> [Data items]
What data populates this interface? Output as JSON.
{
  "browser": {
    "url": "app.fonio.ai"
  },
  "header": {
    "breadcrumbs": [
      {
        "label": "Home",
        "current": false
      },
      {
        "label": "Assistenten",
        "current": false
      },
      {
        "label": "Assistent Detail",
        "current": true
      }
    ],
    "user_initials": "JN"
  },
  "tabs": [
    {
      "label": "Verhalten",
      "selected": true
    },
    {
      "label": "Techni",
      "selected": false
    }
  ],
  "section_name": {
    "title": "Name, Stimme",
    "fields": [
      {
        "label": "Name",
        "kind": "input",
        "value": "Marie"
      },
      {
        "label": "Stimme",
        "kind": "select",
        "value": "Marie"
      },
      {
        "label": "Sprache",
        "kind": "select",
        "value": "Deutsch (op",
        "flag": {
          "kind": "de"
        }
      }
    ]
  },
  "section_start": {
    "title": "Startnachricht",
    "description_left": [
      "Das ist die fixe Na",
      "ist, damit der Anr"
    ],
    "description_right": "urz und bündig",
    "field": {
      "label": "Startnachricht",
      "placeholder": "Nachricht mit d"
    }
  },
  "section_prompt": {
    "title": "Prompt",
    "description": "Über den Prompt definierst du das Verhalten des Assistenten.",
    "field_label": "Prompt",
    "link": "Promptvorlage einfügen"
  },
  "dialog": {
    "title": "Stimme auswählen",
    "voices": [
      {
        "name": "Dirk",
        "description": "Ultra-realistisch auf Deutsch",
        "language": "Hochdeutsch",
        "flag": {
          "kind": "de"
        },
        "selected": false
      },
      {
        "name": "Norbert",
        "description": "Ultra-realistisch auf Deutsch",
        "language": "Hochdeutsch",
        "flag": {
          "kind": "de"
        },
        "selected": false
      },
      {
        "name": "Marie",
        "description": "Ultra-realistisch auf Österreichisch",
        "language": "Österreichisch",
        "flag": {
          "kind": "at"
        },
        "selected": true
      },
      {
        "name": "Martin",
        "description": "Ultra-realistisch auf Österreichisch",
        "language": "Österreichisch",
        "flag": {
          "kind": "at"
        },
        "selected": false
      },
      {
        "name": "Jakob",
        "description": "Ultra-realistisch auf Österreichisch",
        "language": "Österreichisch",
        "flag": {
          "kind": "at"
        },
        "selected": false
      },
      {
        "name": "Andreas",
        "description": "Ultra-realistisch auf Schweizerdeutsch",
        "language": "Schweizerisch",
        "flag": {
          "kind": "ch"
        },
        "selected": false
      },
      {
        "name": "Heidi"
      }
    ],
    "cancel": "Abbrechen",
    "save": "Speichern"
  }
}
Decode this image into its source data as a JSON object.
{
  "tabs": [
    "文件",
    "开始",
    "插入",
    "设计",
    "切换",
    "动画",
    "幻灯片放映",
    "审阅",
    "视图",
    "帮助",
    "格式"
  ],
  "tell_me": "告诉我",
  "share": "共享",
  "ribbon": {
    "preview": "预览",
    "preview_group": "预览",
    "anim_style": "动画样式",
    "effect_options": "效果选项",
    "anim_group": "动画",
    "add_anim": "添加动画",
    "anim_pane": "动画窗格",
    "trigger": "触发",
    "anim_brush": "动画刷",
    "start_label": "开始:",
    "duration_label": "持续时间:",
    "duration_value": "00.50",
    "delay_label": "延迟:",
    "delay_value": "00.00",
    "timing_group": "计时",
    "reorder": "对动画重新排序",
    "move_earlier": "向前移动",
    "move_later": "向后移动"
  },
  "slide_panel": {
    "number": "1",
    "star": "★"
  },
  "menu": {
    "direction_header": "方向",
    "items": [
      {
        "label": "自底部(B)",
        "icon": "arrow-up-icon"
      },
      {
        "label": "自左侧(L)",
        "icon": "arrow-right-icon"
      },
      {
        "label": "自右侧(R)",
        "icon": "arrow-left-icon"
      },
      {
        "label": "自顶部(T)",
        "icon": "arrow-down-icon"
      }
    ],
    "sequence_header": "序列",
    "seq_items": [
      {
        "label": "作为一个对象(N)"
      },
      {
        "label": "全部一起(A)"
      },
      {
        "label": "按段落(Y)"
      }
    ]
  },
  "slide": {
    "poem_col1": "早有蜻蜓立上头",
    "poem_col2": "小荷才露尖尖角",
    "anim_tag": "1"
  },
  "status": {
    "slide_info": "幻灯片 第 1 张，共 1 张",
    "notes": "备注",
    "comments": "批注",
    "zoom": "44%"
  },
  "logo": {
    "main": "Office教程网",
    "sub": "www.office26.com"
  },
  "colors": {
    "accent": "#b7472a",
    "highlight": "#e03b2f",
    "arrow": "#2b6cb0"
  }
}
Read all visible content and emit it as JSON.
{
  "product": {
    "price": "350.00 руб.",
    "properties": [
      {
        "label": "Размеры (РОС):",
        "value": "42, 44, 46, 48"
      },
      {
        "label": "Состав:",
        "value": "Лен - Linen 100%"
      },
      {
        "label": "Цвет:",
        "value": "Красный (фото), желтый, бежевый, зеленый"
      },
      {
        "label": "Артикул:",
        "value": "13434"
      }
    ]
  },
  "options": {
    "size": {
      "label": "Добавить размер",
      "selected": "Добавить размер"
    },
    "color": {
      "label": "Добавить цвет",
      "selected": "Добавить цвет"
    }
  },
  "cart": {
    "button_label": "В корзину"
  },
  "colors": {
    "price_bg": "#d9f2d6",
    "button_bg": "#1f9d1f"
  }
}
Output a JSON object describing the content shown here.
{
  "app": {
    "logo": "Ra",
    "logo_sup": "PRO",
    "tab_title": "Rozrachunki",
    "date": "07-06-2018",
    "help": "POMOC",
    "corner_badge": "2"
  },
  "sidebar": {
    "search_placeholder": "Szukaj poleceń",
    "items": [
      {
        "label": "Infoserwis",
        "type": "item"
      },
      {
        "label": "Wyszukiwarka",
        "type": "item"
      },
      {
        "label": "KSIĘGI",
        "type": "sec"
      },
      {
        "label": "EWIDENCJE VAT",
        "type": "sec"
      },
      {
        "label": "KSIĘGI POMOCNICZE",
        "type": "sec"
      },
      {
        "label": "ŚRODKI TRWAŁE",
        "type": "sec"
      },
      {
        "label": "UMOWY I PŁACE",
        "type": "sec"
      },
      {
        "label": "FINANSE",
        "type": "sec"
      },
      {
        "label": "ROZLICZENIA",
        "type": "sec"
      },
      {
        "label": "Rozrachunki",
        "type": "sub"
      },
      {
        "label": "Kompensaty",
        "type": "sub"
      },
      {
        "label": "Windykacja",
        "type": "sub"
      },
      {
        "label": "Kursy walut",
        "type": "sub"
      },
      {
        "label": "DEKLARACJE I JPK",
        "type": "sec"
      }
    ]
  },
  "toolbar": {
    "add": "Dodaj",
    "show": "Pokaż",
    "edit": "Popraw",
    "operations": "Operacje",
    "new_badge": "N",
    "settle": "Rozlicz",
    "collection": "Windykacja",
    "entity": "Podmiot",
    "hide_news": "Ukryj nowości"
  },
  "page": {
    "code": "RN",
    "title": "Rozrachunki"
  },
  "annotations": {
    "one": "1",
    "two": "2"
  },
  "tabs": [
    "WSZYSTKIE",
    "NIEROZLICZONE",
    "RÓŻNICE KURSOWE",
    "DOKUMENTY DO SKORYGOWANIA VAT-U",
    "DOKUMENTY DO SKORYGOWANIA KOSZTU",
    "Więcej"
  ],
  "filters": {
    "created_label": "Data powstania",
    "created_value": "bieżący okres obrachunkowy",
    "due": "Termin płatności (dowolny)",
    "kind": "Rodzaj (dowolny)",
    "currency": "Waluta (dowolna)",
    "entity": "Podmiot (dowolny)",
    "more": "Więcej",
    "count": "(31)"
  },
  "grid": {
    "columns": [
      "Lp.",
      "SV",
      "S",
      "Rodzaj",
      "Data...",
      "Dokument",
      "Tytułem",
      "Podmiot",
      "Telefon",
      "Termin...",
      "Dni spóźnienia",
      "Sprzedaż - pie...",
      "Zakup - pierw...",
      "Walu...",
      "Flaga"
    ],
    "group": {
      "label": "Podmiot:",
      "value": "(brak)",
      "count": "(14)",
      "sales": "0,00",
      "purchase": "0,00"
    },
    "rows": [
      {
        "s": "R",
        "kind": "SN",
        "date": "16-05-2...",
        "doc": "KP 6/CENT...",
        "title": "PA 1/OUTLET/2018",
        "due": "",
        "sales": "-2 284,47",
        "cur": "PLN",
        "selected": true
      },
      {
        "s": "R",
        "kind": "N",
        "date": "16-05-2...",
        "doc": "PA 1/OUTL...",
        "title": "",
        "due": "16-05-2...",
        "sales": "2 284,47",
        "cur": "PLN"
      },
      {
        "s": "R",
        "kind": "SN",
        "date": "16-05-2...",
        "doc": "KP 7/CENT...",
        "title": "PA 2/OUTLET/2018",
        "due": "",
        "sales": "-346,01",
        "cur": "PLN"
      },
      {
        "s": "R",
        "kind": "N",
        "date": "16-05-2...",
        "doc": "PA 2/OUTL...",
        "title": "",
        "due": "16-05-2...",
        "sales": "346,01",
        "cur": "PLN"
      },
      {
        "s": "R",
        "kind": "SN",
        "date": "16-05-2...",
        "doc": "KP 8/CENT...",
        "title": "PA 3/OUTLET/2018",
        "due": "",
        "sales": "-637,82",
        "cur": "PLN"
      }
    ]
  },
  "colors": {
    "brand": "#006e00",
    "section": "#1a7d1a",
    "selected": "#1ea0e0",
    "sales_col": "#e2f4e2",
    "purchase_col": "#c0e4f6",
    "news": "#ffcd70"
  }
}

> [What you need to do] From the entries above, copy every line where the word "content" shows up.

> [Result of the exercise]
Read all visible content and emit it as JSON.
Output a JSON object describing the content shown here.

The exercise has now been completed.